Material provided:
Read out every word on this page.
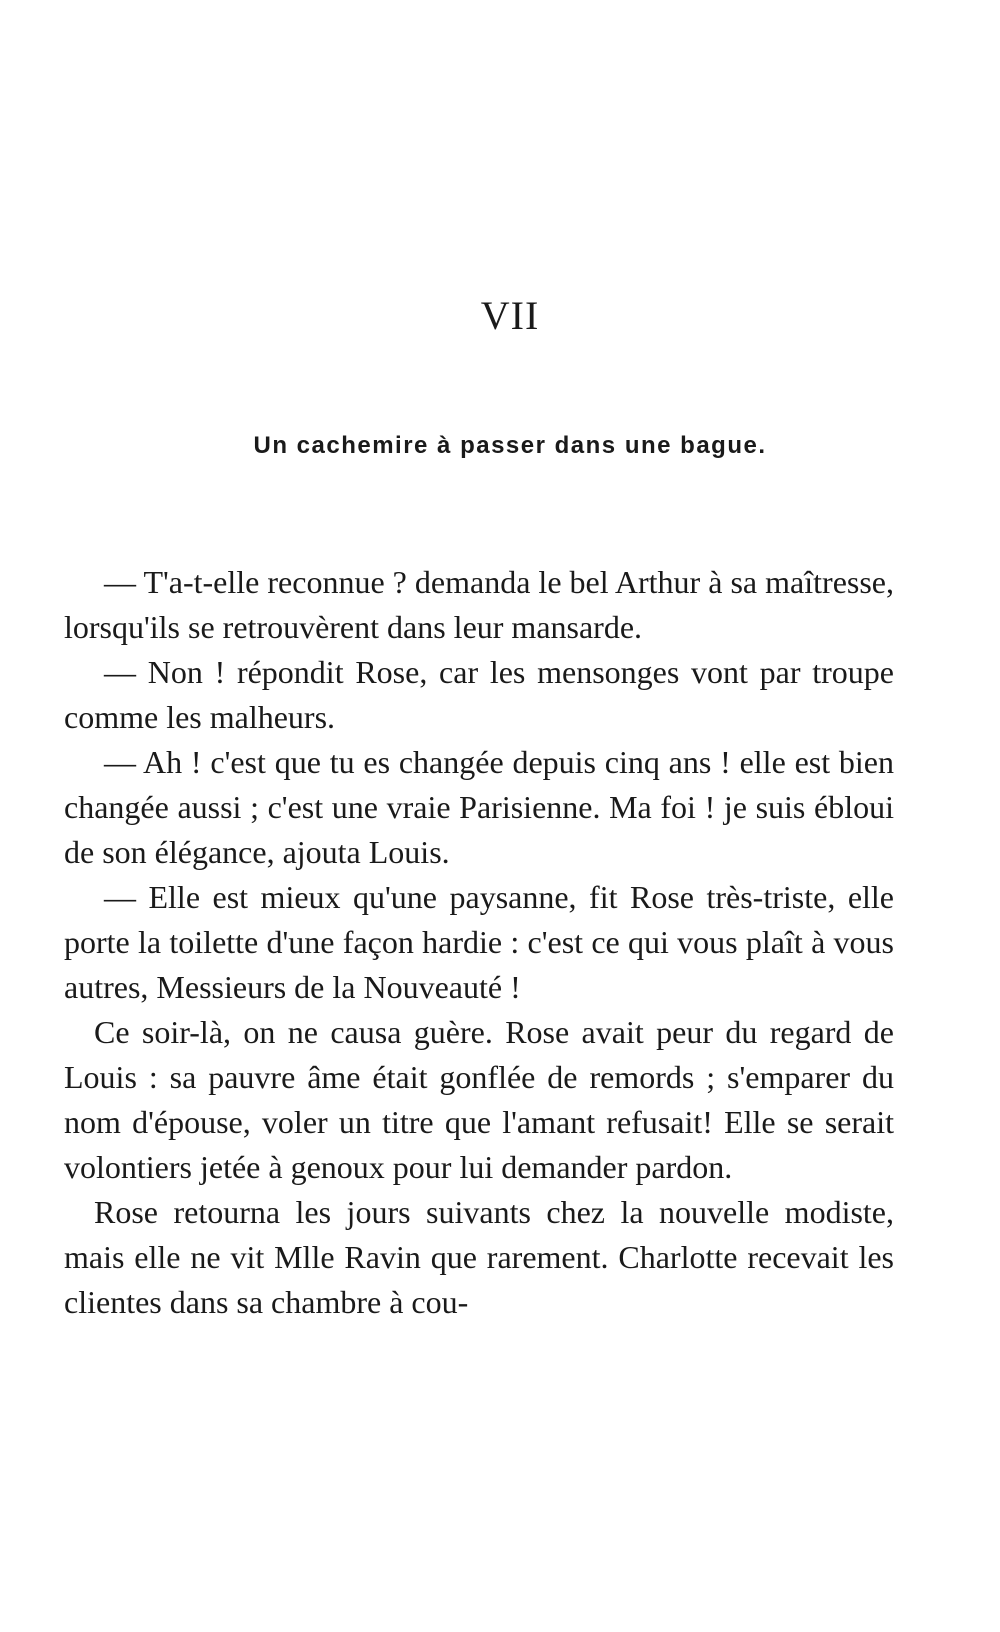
VII
Un cachemire à passer dans une bague.

— T'a-t-elle reconnue ? demanda le bel Arthur à sa maîtresse, lorsqu'ils se retrouvèrent dans leur mansarde.

— Non ! répondit Rose, car les mensonges vont par troupe comme les malheurs.

— Ah ! c'est que tu es changée depuis cinq ans ! elle est bien changée aussi ; c'est une vraie Parisienne. Ma foi ! je suis ébloui de son élégance, ajouta Louis.

— Elle est mieux qu'une paysanne, fit Rose très-triste, elle porte la toilette d'une façon hardie : c'est ce qui vous plaît à vous autres, Messieurs de la Nouveauté !

Ce soir-là, on ne causa guère. Rose avait peur du regard de Louis : sa pauvre âme était gonflée de remords ; s'emparer du nom d'épouse, voler un titre que l'amant refusait! Elle se serait volontiers jetée à genoux pour lui demander pardon.

Rose retourna les jours suivants chez la nouvelle modiste, mais elle ne vit Mlle Ravin que rarement. Charlotte recevait les clientes dans sa chambre à cou-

Work required: Find how many lines of the entries contain "Louis". Respond with the number only.

Exercise answer: 2